» **To be done**:
Set down the material below word for word, excluding the pictures.

-- BEGIN --

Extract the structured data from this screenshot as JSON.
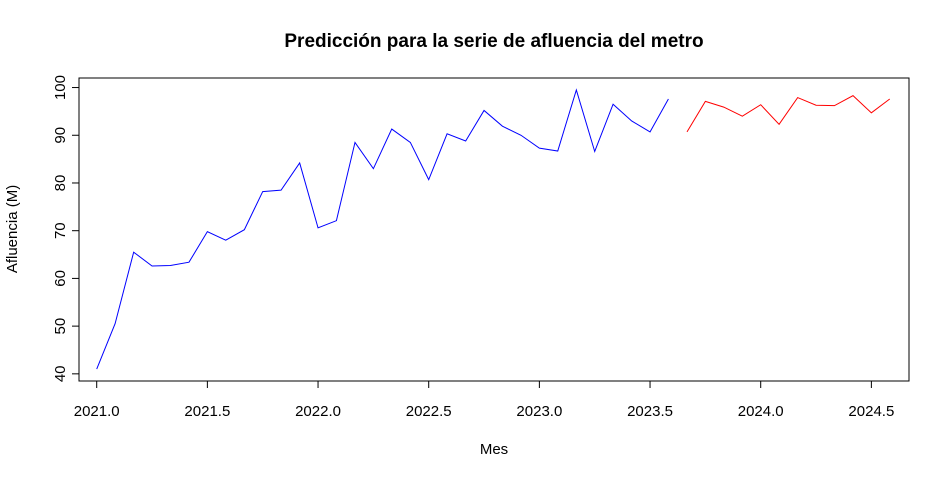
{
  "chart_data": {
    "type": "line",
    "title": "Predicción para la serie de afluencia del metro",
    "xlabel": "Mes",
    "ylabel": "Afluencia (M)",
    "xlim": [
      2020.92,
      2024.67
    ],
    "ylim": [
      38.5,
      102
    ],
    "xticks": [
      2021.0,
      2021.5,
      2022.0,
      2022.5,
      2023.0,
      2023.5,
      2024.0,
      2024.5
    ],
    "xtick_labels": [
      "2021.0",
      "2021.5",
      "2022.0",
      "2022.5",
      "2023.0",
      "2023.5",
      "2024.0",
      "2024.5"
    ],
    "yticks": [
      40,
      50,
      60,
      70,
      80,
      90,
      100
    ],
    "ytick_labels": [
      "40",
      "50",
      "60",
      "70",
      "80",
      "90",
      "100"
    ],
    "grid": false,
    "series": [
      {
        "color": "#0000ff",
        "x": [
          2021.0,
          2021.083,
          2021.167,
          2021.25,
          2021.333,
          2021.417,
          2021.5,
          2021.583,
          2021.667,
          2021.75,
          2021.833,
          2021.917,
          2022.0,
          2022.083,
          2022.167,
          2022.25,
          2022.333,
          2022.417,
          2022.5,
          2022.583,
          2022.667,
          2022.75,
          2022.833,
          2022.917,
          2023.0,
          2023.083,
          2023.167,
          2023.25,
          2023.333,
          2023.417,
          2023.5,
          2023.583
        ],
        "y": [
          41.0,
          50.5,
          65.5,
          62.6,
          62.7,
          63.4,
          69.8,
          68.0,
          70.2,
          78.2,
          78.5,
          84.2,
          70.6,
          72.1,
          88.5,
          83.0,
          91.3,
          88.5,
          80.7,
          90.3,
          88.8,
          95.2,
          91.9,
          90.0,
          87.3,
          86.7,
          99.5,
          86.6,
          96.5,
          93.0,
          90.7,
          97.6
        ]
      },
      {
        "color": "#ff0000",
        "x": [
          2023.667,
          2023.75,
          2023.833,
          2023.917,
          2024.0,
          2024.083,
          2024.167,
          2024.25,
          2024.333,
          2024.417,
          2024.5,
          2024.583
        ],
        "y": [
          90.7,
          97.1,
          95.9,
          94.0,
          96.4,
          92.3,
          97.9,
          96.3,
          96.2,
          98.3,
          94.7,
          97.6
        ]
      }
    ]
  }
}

-- END --

» **The output**:
Extract the structured data from this screenshot as JSON.
{
  "chart_data": {
    "type": "line",
    "title": "Predicción para la serie de afluencia del metro",
    "xlabel": "Mes",
    "ylabel": "Afluencia (M)",
    "xlim": [
      2020.92,
      2024.67
    ],
    "ylim": [
      38.5,
      102
    ],
    "xticks": [
      2021.0,
      2021.5,
      2022.0,
      2022.5,
      2023.0,
      2023.5,
      2024.0,
      2024.5
    ],
    "xtick_labels": [
      "2021.0",
      "2021.5",
      "2022.0",
      "2022.5",
      "2023.0",
      "2023.5",
      "2024.0",
      "2024.5"
    ],
    "yticks": [
      40,
      50,
      60,
      70,
      80,
      90,
      100
    ],
    "ytick_labels": [
      "40",
      "50",
      "60",
      "70",
      "80",
      "90",
      "100"
    ],
    "grid": false,
    "series": [
      {
        "color": "#0000ff",
        "x": [
          2021.0,
          2021.083,
          2021.167,
          2021.25,
          2021.333,
          2021.417,
          2021.5,
          2021.583,
          2021.667,
          2021.75,
          2021.833,
          2021.917,
          2022.0,
          2022.083,
          2022.167,
          2022.25,
          2022.333,
          2022.417,
          2022.5,
          2022.583,
          2022.667,
          2022.75,
          2022.833,
          2022.917,
          2023.0,
          2023.083,
          2023.167,
          2023.25,
          2023.333,
          2023.417,
          2023.5,
          2023.583
        ],
        "y": [
          41.0,
          50.5,
          65.5,
          62.6,
          62.7,
          63.4,
          69.8,
          68.0,
          70.2,
          78.2,
          78.5,
          84.2,
          70.6,
          72.1,
          88.5,
          83.0,
          91.3,
          88.5,
          80.7,
          90.3,
          88.8,
          95.2,
          91.9,
          90.0,
          87.3,
          86.7,
          99.5,
          86.6,
          96.5,
          93.0,
          90.7,
          97.6
        ]
      },
      {
        "color": "#ff0000",
        "x": [
          2023.667,
          2023.75,
          2023.833,
          2023.917,
          2024.0,
          2024.083,
          2024.167,
          2024.25,
          2024.333,
          2024.417,
          2024.5,
          2024.583
        ],
        "y": [
          90.7,
          97.1,
          95.9,
          94.0,
          96.4,
          92.3,
          97.9,
          96.3,
          96.2,
          98.3,
          94.7,
          97.6
        ]
      }
    ]
  }
}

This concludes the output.